Copy each line with the word "gold" in it.

— Begin INPUT ROWS —

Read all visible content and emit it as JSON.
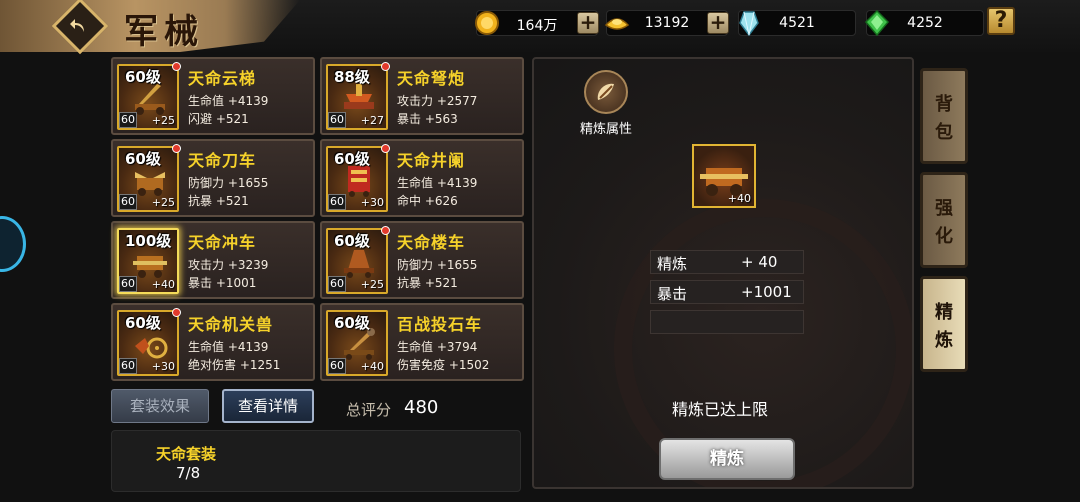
{
  "header": {
    "title": "军械",
    "resources": [
      {
        "icon": "gold-coin-icon",
        "value": "164万"
      },
      {
        "icon": "gold-ingot-icon",
        "value": "13192"
      },
      {
        "icon": "crystal-icon",
        "value": "4521"
      },
      {
        "icon": "jade-icon",
        "value": "4252"
      }
    ],
    "plus_label": "+",
    "help_label": "?"
  },
  "items": [
    {
      "level": "60级",
      "name": "天命云梯",
      "stat1": "生命值 +4139",
      "stat2": "闪避 +521",
      "tag_left": "60",
      "tag_right": "+25"
    },
    {
      "level": "88级",
      "name": "天命弩炮",
      "stat1": "攻击力 +2577",
      "stat2": "暴击 +563",
      "tag_left": "60",
      "tag_right": "+27"
    },
    {
      "level": "60级",
      "name": "天命刀车",
      "stat1": "防御力 +1655",
      "stat2": "抗暴 +521",
      "tag_left": "60",
      "tag_right": "+25"
    },
    {
      "level": "60级",
      "name": "天命井阑",
      "stat1": "生命值 +4139",
      "stat2": "命中 +626",
      "tag_left": "60",
      "tag_right": "+30"
    },
    {
      "level": "100级",
      "name": "天命冲车",
      "stat1": "攻击力 +3239",
      "stat2": "暴击 +1001",
      "tag_left": "60",
      "tag_right": "+40"
    },
    {
      "level": "60级",
      "name": "天命楼车",
      "stat1": "防御力 +1655",
      "stat2": "抗暴 +521",
      "tag_left": "60",
      "tag_right": "+25"
    },
    {
      "level": "60级",
      "name": "天命机关兽",
      "stat1": "生命值 +4139",
      "stat2": "绝对伤害 +1251",
      "tag_left": "60",
      "tag_right": "+30"
    },
    {
      "level": "60级",
      "name": "百战投石车",
      "stat1": "生命值 +3794",
      "stat2": "伤害免疫 +1502",
      "tag_left": "60",
      "tag_right": "+40"
    }
  ],
  "bottom": {
    "set_effect_label": "套装效果",
    "view_detail_label": "查看详情",
    "score_label": "总评分",
    "score_value": "480",
    "set_name": "天命套装",
    "set_count": "7/8"
  },
  "refine_panel": {
    "attr_label": "精炼属性",
    "slot_plus": "+40",
    "rows": [
      {
        "key": "精炼",
        "value": "+ 40"
      },
      {
        "key": "暴击",
        "value": "+1001"
      }
    ],
    "status": "精炼已达上限",
    "button_label": "精炼"
  },
  "side_tabs": [
    {
      "label": [
        "背",
        "包"
      ]
    },
    {
      "label": [
        "强",
        "化"
      ]
    },
    {
      "label": [
        "精",
        "炼"
      ],
      "active": true
    }
  ]
}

— End INPUT ROWS —

ANSWER TO THIS PROBLEM:
        "icon": "gold-coin-icon",
        "icon": "gold-ingot-icon",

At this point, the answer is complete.